start

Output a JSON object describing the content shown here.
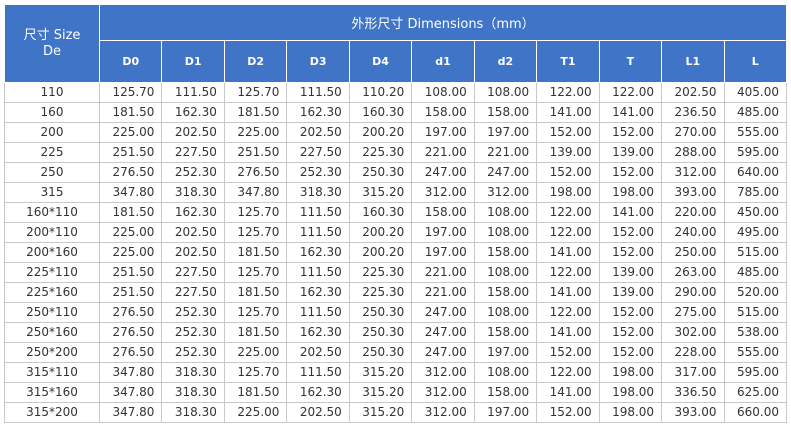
{
  "header": {
    "size_line1": "尺寸 Size",
    "size_line2": "De",
    "group_title": "外形尺寸 Dimensions（mm）",
    "columns": [
      "D0",
      "D1",
      "D2",
      "D3",
      "D4",
      "d1",
      "d2",
      "T1",
      "T",
      "L1",
      "L"
    ]
  },
  "rows": [
    [
      "110",
      "125.70",
      "111.50",
      "125.70",
      "111.50",
      "110.20",
      "108.00",
      "108.00",
      "122.00",
      "122.00",
      "202.50",
      "405.00"
    ],
    [
      "160",
      "181.50",
      "162.30",
      "181.50",
      "162.30",
      "160.30",
      "158.00",
      "158.00",
      "141.00",
      "141.00",
      "236.50",
      "485.00"
    ],
    [
      "200",
      "225.00",
      "202.50",
      "225.00",
      "202.50",
      "200.20",
      "197.00",
      "197.00",
      "152.00",
      "152.00",
      "270.00",
      "555.00"
    ],
    [
      "225",
      "251.50",
      "227.50",
      "251.50",
      "227.50",
      "225.30",
      "221.00",
      "221.00",
      "139.00",
      "139.00",
      "288.00",
      "595.00"
    ],
    [
      "250",
      "276.50",
      "252.30",
      "276.50",
      "252.30",
      "250.30",
      "247.00",
      "247.00",
      "152.00",
      "152.00",
      "312.00",
      "640.00"
    ],
    [
      "315",
      "347.80",
      "318.30",
      "347.80",
      "318.30",
      "315.20",
      "312.00",
      "312.00",
      "198.00",
      "198.00",
      "393.00",
      "785.00"
    ],
    [
      "160*110",
      "181.50",
      "162.30",
      "125.70",
      "111.50",
      "160.30",
      "158.00",
      "108.00",
      "122.00",
      "141.00",
      "220.00",
      "450.00"
    ],
    [
      "200*110",
      "225.00",
      "202.50",
      "125.70",
      "111.50",
      "200.20",
      "197.00",
      "108.00",
      "122.00",
      "152.00",
      "240.00",
      "495.00"
    ],
    [
      "200*160",
      "225.00",
      "202.50",
      "181.50",
      "162.30",
      "200.20",
      "197.00",
      "158.00",
      "141.00",
      "152.00",
      "250.00",
      "515.00"
    ],
    [
      "225*110",
      "251.50",
      "227.50",
      "125.70",
      "111.50",
      "225.30",
      "221.00",
      "108.00",
      "122.00",
      "139.00",
      "263.00",
      "485.00"
    ],
    [
      "225*160",
      "251.50",
      "227.50",
      "181.50",
      "162.30",
      "225.30",
      "221.00",
      "158.00",
      "141.00",
      "139.00",
      "290.00",
      "520.00"
    ],
    [
      "250*110",
      "276.50",
      "252.30",
      "125.70",
      "111.50",
      "250.30",
      "247.00",
      "108.00",
      "122.00",
      "152.00",
      "275.00",
      "515.00"
    ],
    [
      "250*160",
      "276.50",
      "252.30",
      "181.50",
      "162.30",
      "250.30",
      "247.00",
      "158.00",
      "141.00",
      "152.00",
      "302.00",
      "538.00"
    ],
    [
      "250*200",
      "276.50",
      "252.30",
      "225.00",
      "202.50",
      "250.30",
      "247.00",
      "197.00",
      "152.00",
      "152.00",
      "228.00",
      "555.00"
    ],
    [
      "315*110",
      "347.80",
      "318.30",
      "125.70",
      "111.50",
      "315.20",
      "312.00",
      "108.00",
      "122.00",
      "198.00",
      "317.00",
      "595.00"
    ],
    [
      "315*160",
      "347.80",
      "318.30",
      "181.50",
      "162.30",
      "315.20",
      "312.00",
      "158.00",
      "141.00",
      "198.00",
      "336.50",
      "625.00"
    ],
    [
      "315*200",
      "347.80",
      "318.30",
      "225.00",
      "202.50",
      "315.20",
      "312.00",
      "197.00",
      "152.00",
      "198.00",
      "393.00",
      "660.00"
    ]
  ],
  "colors": {
    "header_bg": "#3f74c7",
    "header_text": "#ffffff",
    "border": "#c8c8c8",
    "cell_text": "#333333"
  }
}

end

**Problem to work on**
Every line above should be returned word for word, with the pictures left behind.

**Result of the task**
Output a JSON object describing the content shown here.
{
  "header": {
    "size_line1": "尺寸 Size",
    "size_line2": "De",
    "group_title": "外形尺寸 Dimensions（mm）",
    "columns": [
      "D0",
      "D1",
      "D2",
      "D3",
      "D4",
      "d1",
      "d2",
      "T1",
      "T",
      "L1",
      "L"
    ]
  },
  "rows": [
    [
      "110",
      "125.70",
      "111.50",
      "125.70",
      "111.50",
      "110.20",
      "108.00",
      "108.00",
      "122.00",
      "122.00",
      "202.50",
      "405.00"
    ],
    [
      "160",
      "181.50",
      "162.30",
      "181.50",
      "162.30",
      "160.30",
      "158.00",
      "158.00",
      "141.00",
      "141.00",
      "236.50",
      "485.00"
    ],
    [
      "200",
      "225.00",
      "202.50",
      "225.00",
      "202.50",
      "200.20",
      "197.00",
      "197.00",
      "152.00",
      "152.00",
      "270.00",
      "555.00"
    ],
    [
      "225",
      "251.50",
      "227.50",
      "251.50",
      "227.50",
      "225.30",
      "221.00",
      "221.00",
      "139.00",
      "139.00",
      "288.00",
      "595.00"
    ],
    [
      "250",
      "276.50",
      "252.30",
      "276.50",
      "252.30",
      "250.30",
      "247.00",
      "247.00",
      "152.00",
      "152.00",
      "312.00",
      "640.00"
    ],
    [
      "315",
      "347.80",
      "318.30",
      "347.80",
      "318.30",
      "315.20",
      "312.00",
      "312.00",
      "198.00",
      "198.00",
      "393.00",
      "785.00"
    ],
    [
      "160*110",
      "181.50",
      "162.30",
      "125.70",
      "111.50",
      "160.30",
      "158.00",
      "108.00",
      "122.00",
      "141.00",
      "220.00",
      "450.00"
    ],
    [
      "200*110",
      "225.00",
      "202.50",
      "125.70",
      "111.50",
      "200.20",
      "197.00",
      "108.00",
      "122.00",
      "152.00",
      "240.00",
      "495.00"
    ],
    [
      "200*160",
      "225.00",
      "202.50",
      "181.50",
      "162.30",
      "200.20",
      "197.00",
      "158.00",
      "141.00",
      "152.00",
      "250.00",
      "515.00"
    ],
    [
      "225*110",
      "251.50",
      "227.50",
      "125.70",
      "111.50",
      "225.30",
      "221.00",
      "108.00",
      "122.00",
      "139.00",
      "263.00",
      "485.00"
    ],
    [
      "225*160",
      "251.50",
      "227.50",
      "181.50",
      "162.30",
      "225.30",
      "221.00",
      "158.00",
      "141.00",
      "139.00",
      "290.00",
      "520.00"
    ],
    [
      "250*110",
      "276.50",
      "252.30",
      "125.70",
      "111.50",
      "250.30",
      "247.00",
      "108.00",
      "122.00",
      "152.00",
      "275.00",
      "515.00"
    ],
    [
      "250*160",
      "276.50",
      "252.30",
      "181.50",
      "162.30",
      "250.30",
      "247.00",
      "158.00",
      "141.00",
      "152.00",
      "302.00",
      "538.00"
    ],
    [
      "250*200",
      "276.50",
      "252.30",
      "225.00",
      "202.50",
      "250.30",
      "247.00",
      "197.00",
      "152.00",
      "152.00",
      "228.00",
      "555.00"
    ],
    [
      "315*110",
      "347.80",
      "318.30",
      "125.70",
      "111.50",
      "315.20",
      "312.00",
      "108.00",
      "122.00",
      "198.00",
      "317.00",
      "595.00"
    ],
    [
      "315*160",
      "347.80",
      "318.30",
      "181.50",
      "162.30",
      "315.20",
      "312.00",
      "158.00",
      "141.00",
      "198.00",
      "336.50",
      "625.00"
    ],
    [
      "315*200",
      "347.80",
      "318.30",
      "225.00",
      "202.50",
      "315.20",
      "312.00",
      "197.00",
      "152.00",
      "198.00",
      "393.00",
      "660.00"
    ]
  ],
  "colors": {
    "header_bg": "#3f74c7",
    "header_text": "#ffffff",
    "border": "#c8c8c8",
    "cell_text": "#333333"
  }
}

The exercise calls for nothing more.